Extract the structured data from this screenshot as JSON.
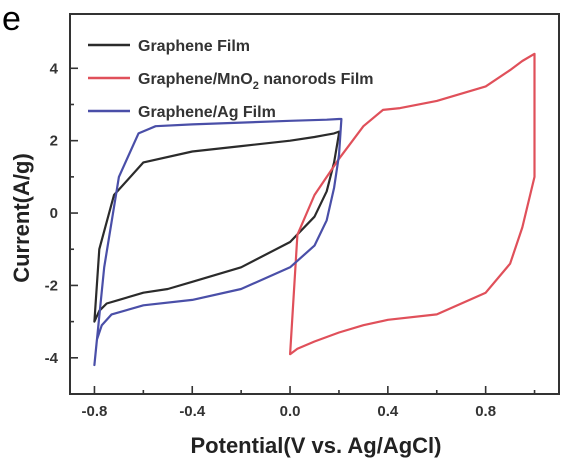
{
  "panel_label": "e",
  "chart_data": {
    "type": "line",
    "xlabel": "Potential(V vs. Ag/AgCl)",
    "ylabel": "Current(A/g)",
    "xlim": [
      -0.9,
      1.1
    ],
    "ylim": [
      -5.0,
      5.5
    ],
    "x_ticks": [
      -0.8,
      -0.4,
      0.0,
      0.4,
      0.8
    ],
    "x_tick_labels": [
      "-0.8",
      "-0.4",
      "0.0",
      "0.4",
      "0.8"
    ],
    "y_ticks": [
      -4,
      -2,
      0,
      2,
      4
    ],
    "y_tick_labels": [
      "-4",
      "-2",
      "0",
      "2",
      "4"
    ],
    "grid": false,
    "legend_position": "top-left",
    "series": [
      {
        "name": "Graphene Film",
        "legend_main": "Graphene Film",
        "legend_sub": "",
        "legend_tail": "",
        "color": "#2b2b2b",
        "x": [
          -0.8,
          -0.78,
          -0.75,
          -0.7,
          -0.6,
          -0.5,
          -0.4,
          -0.2,
          0.0,
          0.1,
          0.15,
          0.18,
          0.2,
          0.2,
          0.18,
          0.14,
          0.1,
          0.0,
          -0.2,
          -0.4,
          -0.6,
          -0.72,
          -0.78,
          -0.8
        ],
        "y": [
          -3.0,
          -2.7,
          -2.5,
          -2.4,
          -2.2,
          -2.1,
          -1.9,
          -1.5,
          -0.8,
          -0.1,
          0.6,
          1.4,
          2.2,
          2.25,
          2.2,
          2.15,
          2.1,
          2.0,
          1.85,
          1.7,
          1.4,
          0.5,
          -1.0,
          -3.0
        ]
      },
      {
        "name": "Graphene/MnO2 nanorods Film",
        "legend_main": "Graphene/MnO",
        "legend_sub": "2",
        "legend_tail": " nanorods Film",
        "color": "#e0505a",
        "x": [
          0.0,
          0.03,
          0.1,
          0.2,
          0.3,
          0.4,
          0.6,
          0.8,
          0.9,
          0.95,
          1.0,
          1.0,
          0.95,
          0.9,
          0.8,
          0.6,
          0.45,
          0.38,
          0.3,
          0.2,
          0.1,
          0.03,
          0.0
        ],
        "y": [
          -3.9,
          -3.75,
          -3.55,
          -3.3,
          -3.1,
          -2.95,
          -2.8,
          -2.2,
          -1.4,
          -0.4,
          1.0,
          4.4,
          4.2,
          3.95,
          3.5,
          3.1,
          2.9,
          2.85,
          2.4,
          1.5,
          0.5,
          -0.6,
          -3.9
        ]
      },
      {
        "name": "Graphene/Ag Film",
        "legend_main": "Graphene/Ag Film",
        "legend_sub": "",
        "legend_tail": "",
        "color": "#4a4fa8",
        "x": [
          -0.8,
          -0.79,
          -0.77,
          -0.73,
          -0.6,
          -0.4,
          -0.2,
          0.0,
          0.1,
          0.15,
          0.18,
          0.2,
          0.21,
          0.2,
          0.15,
          0.0,
          -0.2,
          -0.4,
          -0.55,
          -0.62,
          -0.7,
          -0.76,
          -0.8
        ],
        "y": [
          -4.2,
          -3.5,
          -3.1,
          -2.8,
          -2.55,
          -2.4,
          -2.1,
          -1.5,
          -0.9,
          -0.2,
          0.7,
          1.6,
          2.6,
          2.6,
          2.58,
          2.55,
          2.5,
          2.45,
          2.4,
          2.2,
          1.0,
          -1.5,
          -4.2
        ]
      }
    ]
  }
}
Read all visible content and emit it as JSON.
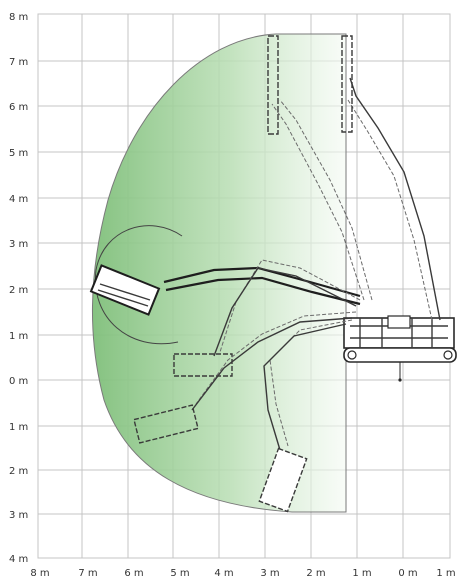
{
  "diagram": {
    "y_axis_labels": [
      "8 m",
      "7 m",
      "6 m",
      "5 m",
      "4 m",
      "3 m",
      "2 m",
      "1 m",
      "0 m",
      "1 m",
      "2 m",
      "3 m",
      "4 m"
    ],
    "x_axis_labels": [
      "8 m",
      "7 m",
      "6 m",
      "5 m",
      "4 m",
      "3 m",
      "2 m",
      "1 m",
      "0 m",
      "1 m"
    ],
    "colors": {
      "reach_zone_dark": "#7fbf7a",
      "reach_zone_light": "#f4faf3",
      "grid": "#c4c4c4",
      "outline": "#7a7a7a",
      "machine": "#2a2a2a"
    }
  }
}
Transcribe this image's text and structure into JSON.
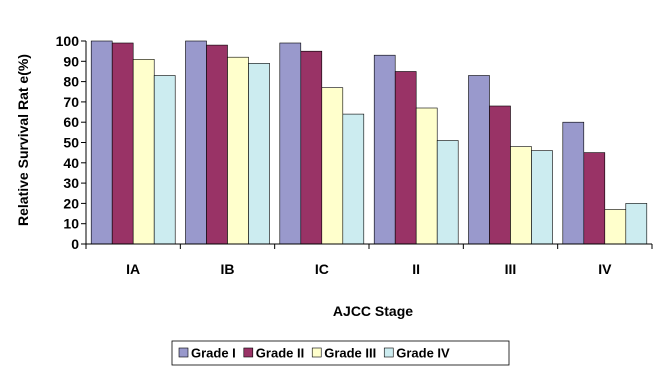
{
  "chart_data": {
    "type": "bar",
    "categories": [
      "IA",
      "IB",
      "IC",
      "II",
      "III",
      "IV"
    ],
    "series": [
      {
        "name": "Grade I",
        "color": "#9999cc",
        "values": [
          100,
          100,
          99,
          93,
          83,
          60
        ]
      },
      {
        "name": "Grade II",
        "color": "#993366",
        "values": [
          99,
          98,
          95,
          85,
          68,
          45
        ]
      },
      {
        "name": "Grade III",
        "color": "#ffffcc",
        "values": [
          91,
          92,
          77,
          67,
          48,
          17
        ]
      },
      {
        "name": "Grade IV",
        "color": "#ccecf0",
        "values": [
          83,
          89,
          64,
          51,
          46,
          20
        ]
      }
    ],
    "yticks": [
      0,
      10,
      20,
      30,
      40,
      50,
      60,
      70,
      80,
      90,
      100
    ],
    "ylim": [
      0,
      100
    ],
    "xlabel": "AJCC Stage",
    "ylabel": "Relative Survival Rat e(%)",
    "grid": false,
    "legend_position": "bottom"
  }
}
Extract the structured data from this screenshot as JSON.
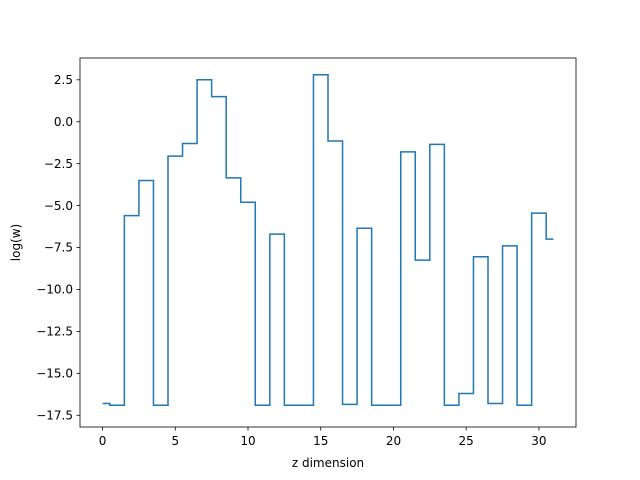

※ ※ ※

Task requirements => Leaving aside the images, write out the entries above word for word.

Final result =>
Extract the structured data from this screenshot as JSON.
{
  "panel_label": "e",
  "chart_data": {
    "type": "line",
    "xlabel": "Potential(V vs. Ag/AgCl)",
    "ylabel": "Current(A/g)",
    "xlim": [
      -0.9,
      1.1
    ],
    "ylim": [
      -5.0,
      5.5
    ],
    "x_ticks": [
      -0.8,
      -0.4,
      0.0,
      0.4,
      0.8
    ],
    "x_tick_labels": [
      "-0.8",
      "-0.4",
      "0.0",
      "0.4",
      "0.8"
    ],
    "y_ticks": [
      -4,
      -2,
      0,
      2,
      4
    ],
    "y_tick_labels": [
      "-4",
      "-2",
      "0",
      "2",
      "4"
    ],
    "grid": false,
    "legend_position": "top-left",
    "series": [
      {
        "name": "Graphene Film",
        "legend_main": "Graphene Film",
        "legend_sub": "",
        "legend_tail": "",
        "color": "#2b2b2b",
        "x": [
          -0.8,
          -0.78,
          -0.75,
          -0.7,
          -0.6,
          -0.5,
          -0.4,
          -0.2,
          0.0,
          0.1,
          0.15,
          0.18,
          0.2,
          0.2,
          0.18,
          0.14,
          0.1,
          0.0,
          -0.2,
          -0.4,
          -0.6,
          -0.72,
          -0.78,
          -0.8
        ],
        "y": [
          -3.0,
          -2.7,
          -2.5,
          -2.4,
          -2.2,
          -2.1,
          -1.9,
          -1.5,
          -0.8,
          -0.1,
          0.6,
          1.4,
          2.2,
          2.25,
          2.2,
          2.15,
          2.1,
          2.0,
          1.85,
          1.7,
          1.4,
          0.5,
          -1.0,
          -3.0
        ]
      },
      {
        "name": "Graphene/MnO2 nanorods Film",
        "legend_main": "Graphene/MnO",
        "legend_sub": "2",
        "legend_tail": " nanorods Film",
        "color": "#e0505a",
        "x": [
          0.0,
          0.03,
          0.1,
          0.2,
          0.3,
          0.4,
          0.6,
          0.8,
          0.9,
          0.95,
          1.0,
          1.0,
          0.95,
          0.9,
          0.8,
          0.6,
          0.45,
          0.38,
          0.3,
          0.2,
          0.1,
          0.03,
          0.0
        ],
        "y": [
          -3.9,
          -3.75,
          -3.55,
          -3.3,
          -3.1,
          -2.95,
          -2.8,
          -2.2,
          -1.4,
          -0.4,
          1.0,
          4.4,
          4.2,
          3.95,
          3.5,
          3.1,
          2.9,
          2.85,
          2.4,
          1.5,
          0.5,
          -0.6,
          -3.9
        ]
      },
      {
        "name": "Graphene/Ag Film",
        "legend_main": "Graphene/Ag Film",
        "legend_sub": "",
        "legend_tail": "",
        "color": "#4a4fa8",
        "x": [
          -0.8,
          -0.79,
          -0.77,
          -0.73,
          -0.6,
          -0.4,
          -0.2,
          0.0,
          0.1,
          0.15,
          0.18,
          0.2,
          0.21,
          0.2,
          0.15,
          0.0,
          -0.2,
          -0.4,
          -0.55,
          -0.62,
          -0.7,
          -0.76,
          -0.8
        ],
        "y": [
          -4.2,
          -3.5,
          -3.1,
          -2.8,
          -2.55,
          -2.4,
          -2.1,
          -1.5,
          -0.9,
          -0.2,
          0.7,
          1.6,
          2.6,
          2.6,
          2.58,
          2.55,
          2.5,
          2.45,
          2.4,
          2.2,
          1.0,
          -1.5,
          -4.2
        ]
      }
    ]
  }
}
Read all visible content and emit it as JSON.
{
  "diagram": {
    "y_axis_labels": [
      "8 m",
      "7 m",
      "6 m",
      "5 m",
      "4 m",
      "3 m",
      "2 m",
      "1 m",
      "0 m",
      "1 m",
      "2 m",
      "3 m",
      "4 m"
    ],
    "x_axis_labels": [
      "8 m",
      "7 m",
      "6 m",
      "5 m",
      "4 m",
      "3 m",
      "2 m",
      "1 m",
      "0 m",
      "1 m"
    ],
    "colors": {
      "reach_zone_dark": "#7fbf7a",
      "reach_zone_light": "#f4faf3",
      "grid": "#c4c4c4",
      "outline": "#7a7a7a",
      "machine": "#2a2a2a"
    }
  }
}
Transcribe this image's text and structure into JSON.
{
  "chart_data": {
    "type": "bar",
    "categories": [
      "IA",
      "IB",
      "IC",
      "II",
      "III",
      "IV"
    ],
    "series": [
      {
        "name": "Grade I",
        "color": "#9999cc",
        "values": [
          100,
          100,
          99,
          93,
          83,
          60
        ]
      },
      {
        "name": "Grade II",
        "color": "#993366",
        "values": [
          99,
          98,
          95,
          85,
          68,
          45
        ]
      },
      {
        "name": "Grade III",
        "color": "#ffffcc",
        "values": [
          91,
          92,
          77,
          67,
          48,
          17
        ]
      },
      {
        "name": "Grade IV",
        "color": "#ccecf0",
        "values": [
          83,
          89,
          64,
          51,
          46,
          20
        ]
      }
    ],
    "yticks": [
      0,
      10,
      20,
      30,
      40,
      50,
      60,
      70,
      80,
      90,
      100
    ],
    "ylim": [
      0,
      100
    ],
    "xlabel": "AJCC Stage",
    "ylabel": "Relative Survival Rat e(%)",
    "grid": false,
    "legend_position": "bottom"
  }
}
Extract the structured data from this screenshot as JSON.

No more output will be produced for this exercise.